● Exercise instructions
Arrange each line of the items below as a Markdown table with two columns, Index for the row number and Content for the line, omitting blank lines and the pictures.

● Material provided
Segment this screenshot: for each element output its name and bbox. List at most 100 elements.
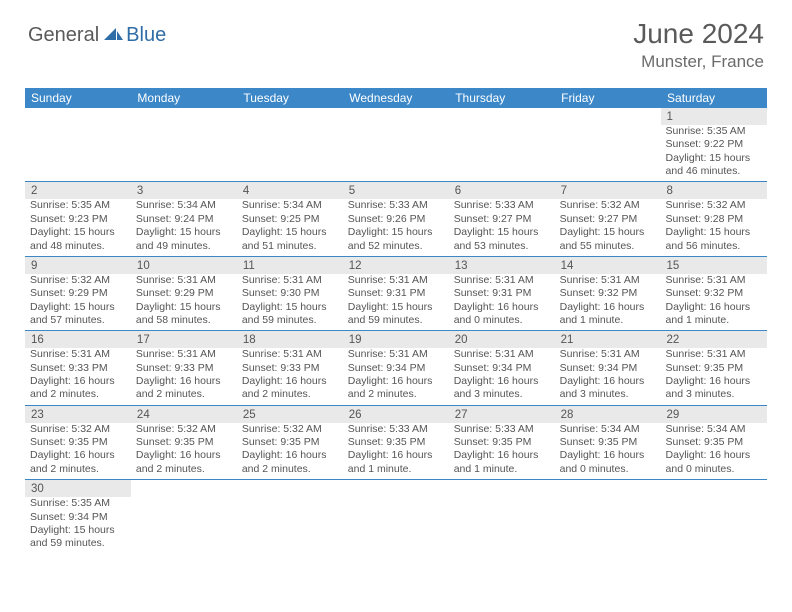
day-detail-cell: Sunrise: 5:35 AMSunset: 9:34 PMDaylight:… (25, 497, 131, 554)
day-detail-cell: Sunrise: 5:35 AMSunset: 9:23 PMDaylight:… (25, 199, 131, 256)
detail-line: Sunrise: 5:34 AM (136, 199, 232, 212)
detail-line: Daylight: 16 hours (666, 375, 762, 388)
day-number-cell: 25 (237, 405, 343, 422)
day-detail-cell: Sunrise: 5:31 AMSunset: 9:29 PMDaylight:… (131, 274, 237, 331)
detail-line: Daylight: 15 hours (348, 301, 444, 314)
day-number-cell (449, 108, 555, 125)
day-number-cell: 12 (343, 256, 449, 273)
detail-line: Sunrise: 5:32 AM (560, 199, 656, 212)
day-detail-cell (449, 125, 555, 182)
detail-line: and 3 minutes. (560, 388, 656, 401)
day-number-cell (343, 108, 449, 125)
day-number-cell: 3 (131, 182, 237, 199)
detail-line: Sunrise: 5:31 AM (666, 348, 762, 361)
detail-line: Daylight: 16 hours (666, 301, 762, 314)
day-detail-cell: Sunrise: 5:33 AMSunset: 9:27 PMDaylight:… (449, 199, 555, 256)
detail-line: Sunset: 9:31 PM (454, 287, 550, 300)
day-detail-cell: Sunrise: 5:31 AMSunset: 9:32 PMDaylight:… (555, 274, 661, 331)
detail-row: Sunrise: 5:32 AMSunset: 9:29 PMDaylight:… (25, 274, 767, 331)
detail-line: Daylight: 15 hours (30, 301, 126, 314)
detail-line: Daylight: 16 hours (454, 449, 550, 462)
day-detail-cell: Sunrise: 5:32 AMSunset: 9:29 PMDaylight:… (25, 274, 131, 331)
detail-line: Sunset: 9:34 PM (560, 362, 656, 375)
day-number-cell: 15 (661, 256, 767, 273)
day-detail-cell: Sunrise: 5:31 AMSunset: 9:35 PMDaylight:… (661, 348, 767, 405)
detail-line: Sunrise: 5:31 AM (454, 348, 550, 361)
detail-line: Sunset: 9:35 PM (242, 436, 338, 449)
weekday-header: Monday (131, 88, 237, 108)
day-number-cell: 16 (25, 331, 131, 348)
detail-line: and 0 minutes. (560, 463, 656, 476)
day-detail-cell: Sunrise: 5:31 AMSunset: 9:30 PMDaylight:… (237, 274, 343, 331)
day-detail-cell: Sunrise: 5:31 AMSunset: 9:33 PMDaylight:… (131, 348, 237, 405)
month-title: June 2024 (633, 18, 764, 50)
weekday-header: Saturday (661, 88, 767, 108)
day-detail-cell (555, 125, 661, 182)
detail-line: and 56 minutes. (666, 240, 762, 253)
daynum-row: 23242526272829 (25, 405, 767, 422)
day-detail-cell (25, 125, 131, 182)
title-block: June 2024 Munster, France (633, 18, 764, 72)
day-number-cell: 27 (449, 405, 555, 422)
weekday-header-row: Sunday Monday Tuesday Wednesday Thursday… (25, 88, 767, 108)
weekday-header: Wednesday (343, 88, 449, 108)
detail-line: Daylight: 15 hours (666, 226, 762, 239)
day-detail-cell: Sunrise: 5:31 AMSunset: 9:34 PMDaylight:… (449, 348, 555, 405)
detail-line: Sunset: 9:35 PM (454, 436, 550, 449)
day-detail-cell: Sunrise: 5:35 AMSunset: 9:22 PMDaylight:… (661, 125, 767, 182)
logo: General Blue (28, 24, 166, 47)
weekday-header: Tuesday (237, 88, 343, 108)
day-number-cell: 26 (343, 405, 449, 422)
day-number-cell (131, 480, 237, 497)
day-number-cell: 7 (555, 182, 661, 199)
detail-line: Daylight: 16 hours (666, 449, 762, 462)
day-number-cell: 28 (555, 405, 661, 422)
day-detail-cell: Sunrise: 5:34 AMSunset: 9:24 PMDaylight:… (131, 199, 237, 256)
day-number-cell: 24 (131, 405, 237, 422)
detail-line: Sunset: 9:31 PM (348, 287, 444, 300)
day-number-cell (25, 108, 131, 125)
detail-line: Daylight: 16 hours (560, 449, 656, 462)
day-detail-cell: Sunrise: 5:34 AMSunset: 9:35 PMDaylight:… (661, 423, 767, 480)
detail-line: and 0 minutes. (666, 463, 762, 476)
day-number-cell: 1 (661, 108, 767, 125)
detail-line: Sunrise: 5:34 AM (666, 423, 762, 436)
detail-line: Sunset: 9:25 PM (242, 213, 338, 226)
detail-line: Sunset: 9:34 PM (454, 362, 550, 375)
day-number-cell: 20 (449, 331, 555, 348)
detail-line: and 2 minutes. (348, 388, 444, 401)
logo-word1: General (28, 24, 99, 47)
detail-line: and 3 minutes. (666, 388, 762, 401)
detail-line: Sunset: 9:34 PM (348, 362, 444, 375)
day-number-cell (343, 480, 449, 497)
day-detail-cell: Sunrise: 5:31 AMSunset: 9:32 PMDaylight:… (661, 274, 767, 331)
detail-line: Daylight: 16 hours (560, 301, 656, 314)
detail-line: Sunrise: 5:32 AM (136, 423, 232, 436)
detail-line: Daylight: 15 hours (242, 301, 338, 314)
detail-line: and 2 minutes. (136, 388, 232, 401)
day-number-cell: 6 (449, 182, 555, 199)
detail-line: Sunrise: 5:31 AM (242, 348, 338, 361)
location: Munster, France (633, 52, 764, 72)
detail-line: Daylight: 15 hours (348, 226, 444, 239)
detail-line: Sunrise: 5:35 AM (30, 497, 126, 510)
detail-row: Sunrise: 5:35 AMSunset: 9:23 PMDaylight:… (25, 199, 767, 256)
detail-line: Daylight: 16 hours (454, 301, 550, 314)
detail-line: Sunrise: 5:32 AM (666, 199, 762, 212)
detail-line: Daylight: 16 hours (30, 375, 126, 388)
detail-line: Sunrise: 5:31 AM (666, 274, 762, 287)
detail-line: Daylight: 16 hours (348, 449, 444, 462)
detail-line: Sunrise: 5:31 AM (136, 348, 232, 361)
detail-line: Sunrise: 5:33 AM (348, 199, 444, 212)
detail-line: and 52 minutes. (348, 240, 444, 253)
detail-line: and 48 minutes. (30, 240, 126, 253)
detail-line: and 2 minutes. (242, 463, 338, 476)
detail-line: Sunset: 9:24 PM (136, 213, 232, 226)
calendar-table: Sunday Monday Tuesday Wednesday Thursday… (25, 88, 767, 554)
day-detail-cell (343, 497, 449, 554)
detail-line: Sunrise: 5:31 AM (30, 348, 126, 361)
detail-line: and 53 minutes. (454, 240, 550, 253)
detail-line: Sunrise: 5:33 AM (454, 199, 550, 212)
daynum-row: 9101112131415 (25, 256, 767, 273)
detail-line: Daylight: 15 hours (560, 226, 656, 239)
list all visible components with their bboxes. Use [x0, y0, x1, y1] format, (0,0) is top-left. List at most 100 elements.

● The output
| Index | Content |
|---|---|
| 1 | Segment this screenshot: for each element output its name and bbox. List at most 100 elements. |
| 2 | day-detail-cell: Sunrise: 5:35 AMSunset: 9:34 PMDaylight:… (25, 497, 131, 554) |
| 3 | day-detail-cell: Sunrise: 5:35 AMSunset: 9:23 PMDaylight:… (25, 199, 131, 256) |
| 4 | detail-line: Sunrise: 5:34 AM (136, 199, 232, 212) |
| 5 | detail-line: Daylight: 16 hours (666, 375, 762, 388) |
| 6 | day-number-cell: 25 (237, 405, 343, 422) |
| 7 | day-detail-cell: Sunrise: 5:31 AMSunset: 9:29 PMDaylight:… (131, 274, 237, 331) |
| 8 | detail-line: Daylight: 15 hours (348, 301, 444, 314) |
| 9 | day-number-cell (449, 108, 555, 125) |
| 10 | day-number-cell: 12 (343, 256, 449, 273) |
| 11 | detail-line: Sunrise: 5:32 AM (560, 199, 656, 212) |
| 12 | day-detail-cell (449, 125, 555, 182) |
| 13 | detail-line: and 3 minutes. (560, 388, 656, 401) |
| 14 | day-number-cell (343, 108, 449, 125) |
| 15 | day-number-cell: 3 (131, 182, 237, 199) |
| 16 | detail-line: Sunrise: 5:31 AM (666, 348, 762, 361) |
| 17 | detail-line: Daylight: 16 hours (666, 301, 762, 314) |
| 18 | day-detail-cell: Sunrise: 5:33 AMSunset: 9:27 PMDaylight:… (449, 199, 555, 256) |
| 19 | detail-line: Sunset: 9:31 PM (454, 287, 550, 300) |
| 20 | day-detail-cell: Sunrise: 5:31 AMSunset: 9:32 PMDaylight:… (555, 274, 661, 331) |
| 21 | detail-row: Sunrise: 5:32 AMSunset: 9:29 PMDaylight:… (25, 274, 767, 331) |
| 22 | detail-line: Daylight: 15 hours (30, 301, 126, 314) |
| 23 | detail-line: Daylight: 16 hours (454, 449, 550, 462) |
| 24 | day-detail-cell: Sunrise: 5:32 AMSunset: 9:29 PMDaylight:… (25, 274, 131, 331) |
| 25 | detail-line: Sunset: 9:34 PM (560, 362, 656, 375) |
| 26 | day-number-cell: 15 (661, 256, 767, 273) |
| 27 | day-detail-cell: Sunrise: 5:31 AMSunset: 9:35 PMDaylight:… (661, 348, 767, 405) |
| 28 | detail-line: Sunrise: 5:31 AM (454, 348, 550, 361) |
| 29 | detail-line: Sunset: 9:35 PM (242, 436, 338, 449) |
| 30 | weekday-header: Monday (131, 88, 237, 108) |
| 31 | day-number-cell: 16 (25, 331, 131, 348) |
| 32 | detail-line: and 0 minutes. (560, 463, 656, 476) |
| 33 | day-detail-cell: Sunrise: 5:31 AMSunset: 9:30 PMDaylight:… (237, 274, 343, 331) |
| 34 | day-detail-cell: Sunrise: 5:31 AMSunset: 9:33 PMDaylight:… (131, 348, 237, 405) |
| 35 | month-title: June 2024 (633, 18, 764, 50) |
| 36 | weekday-header: Saturday (661, 88, 767, 108) |
| 37 | day-detail-cell (555, 125, 661, 182) |
| 38 | detail-line: and 56 minutes. (666, 240, 762, 253) |
| 39 | daynum-row: 23242526272829 (25, 405, 767, 422) |
| 40 | day-detail-cell (25, 125, 131, 182) |
| 41 | title-block: June 2024 Munster, France (633, 18, 764, 72) |
| 42 | day-number-cell: 27 (449, 405, 555, 422) |
| 43 | weekday-header-row: Sunday Monday Tuesday Wednesday Thursday… (25, 88, 767, 108) |
| 44 | weekday-header: Wednesday (343, 88, 449, 108) |
| 45 | detail-line: Daylight: 15 hours (666, 226, 762, 239) |
| 46 | day-detail-cell: Sunrise: 5:31 AMSunset: 9:34 PMDaylight:… (449, 348, 555, 405) |
| 47 | detail-line: Sunset: 9:35 PM (454, 436, 550, 449) |
| 48 | day-detail-cell: Sunrise: 5:35 AMSunset: 9:22 PMDaylight:… (661, 125, 767, 182) |
| 49 | logo: General Blue (28, 24, 166, 47) |
| 50 | weekday-header: Tuesday (237, 88, 343, 108) |
| 51 | day-number-cell: 26 (343, 405, 449, 422) |
| 52 | day-number-cell (131, 480, 237, 497) |
| 53 | day-number-cell: 7 (555, 182, 661, 199) |
| 54 | detail-line: Daylight: 16 hours (666, 449, 762, 462) |
| 55 | day-number-cell: 28 (555, 405, 661, 422) |
| 56 | day-detail-cell: Sunrise: 5:34 AMSunset: 9:24 PMDaylight:… (131, 199, 237, 256) |
| 57 | day-number-cell: 24 (131, 405, 237, 422) |
| 58 | detail-line: Sunset: 9:31 PM (348, 287, 444, 300) |
| 59 | day-number-cell (25, 108, 131, 125) |
| 60 | detail-line: Daylight: 16 hours (560, 449, 656, 462) |
| 61 | day-detail-cell: Sunrise: 5:34 AMSunset: 9:35 PMDaylight:… (661, 423, 767, 480) |
| 62 | detail-line: and 0 minutes. (666, 463, 762, 476) |
| 63 | day-number-cell: 1 (661, 108, 767, 125) |
| 64 | detail-line: Sunrise: 5:34 AM (666, 423, 762, 436) |
| 65 | detail-line: Sunset: 9:25 PM (242, 213, 338, 226) |
| 66 | detail-line: Sunset: 9:34 PM (454, 362, 550, 375) |
| 67 | day-number-cell: 20 (449, 331, 555, 348) |
| 68 | detail-line: and 2 minutes. (348, 388, 444, 401) |
| 69 | logo-word1: General (28, 24, 99, 47) |
| 70 | detail-line: and 3 minutes. (666, 388, 762, 401) |
| 71 | detail-line: Sunset: 9:34 PM (348, 362, 444, 375) |
| 72 | day-number-cell (343, 480, 449, 497) |
| 73 | day-detail-cell: Sunrise: 5:31 AMSunset: 9:32 PMDaylight:… (661, 274, 767, 331) |
| 74 | detail-line: Daylight: 16 hours (560, 301, 656, 314) |
| 75 | detail-line: Sunrise: 5:32 AM (136, 423, 232, 436) |
| 76 | detail-line: Daylight: 15 hours (242, 301, 338, 314) |
| 77 | detail-line: and 2 minutes. (136, 388, 232, 401) |
| 78 | day-number-cell: 6 (449, 182, 555, 199) |
| 79 | detail-line: Sunrise: 5:31 AM (242, 348, 338, 361) |
| 80 | location: Munster, France (633, 52, 764, 72) |
| 81 | detail-line: Daylight: 15 hours (348, 226, 444, 239) |
| 82 | detail-line: Sunrise: 5:35 AM (30, 497, 126, 510) |
| 83 | detail-row: Sunrise: 5:35 AMSunset: 9:23 PMDaylight:… (25, 199, 767, 256) |
| 84 | detail-line: Daylight: 16 hours (454, 301, 550, 314) |
| 85 | detail-line: Sunrise: 5:32 AM (666, 199, 762, 212) |
| 86 | detail-line: Daylight: 16 hours (30, 375, 126, 388) |
| 87 | detail-line: Sunrise: 5:31 AM (666, 274, 762, 287) |
| 88 | detail-line: Daylight: 16 hours (348, 449, 444, 462) |
| 89 | detail-line: Sunrise: 5:31 AM (136, 348, 232, 361) |
| 90 | detail-line: Sunrise: 5:33 AM (348, 199, 444, 212) |
| 91 | detail-line: and 52 minutes. (348, 240, 444, 253) |
| 92 | detail-line: and 48 minutes. (30, 240, 126, 253) |
| 93 | detail-line: and 2 minutes. (242, 463, 338, 476) |
| 94 | detail-line: Sunset: 9:24 PM (136, 213, 232, 226) |
| 95 | calendar-table: Sunday Monday Tuesday Wednesday Thursday… (25, 88, 767, 554) |
| 96 | day-detail-cell (343, 497, 449, 554) |
| 97 | detail-line: Sunrise: 5:31 AM (30, 348, 126, 361) |
| 98 | detail-line: and 53 minutes. (454, 240, 550, 253) |
| 99 | detail-line: Sunrise: 5:33 AM (454, 199, 550, 212) |
| 100 | daynum-row: 9101112131415 (25, 256, 767, 273) |
| 101 | detail-line: Daylight: 15 hours (560, 226, 656, 239) |
| 102 | list all visible components with their bboxes. Use [x0, y0, x1, y1] format, (0,0) is top-left. List at most 100 elements. |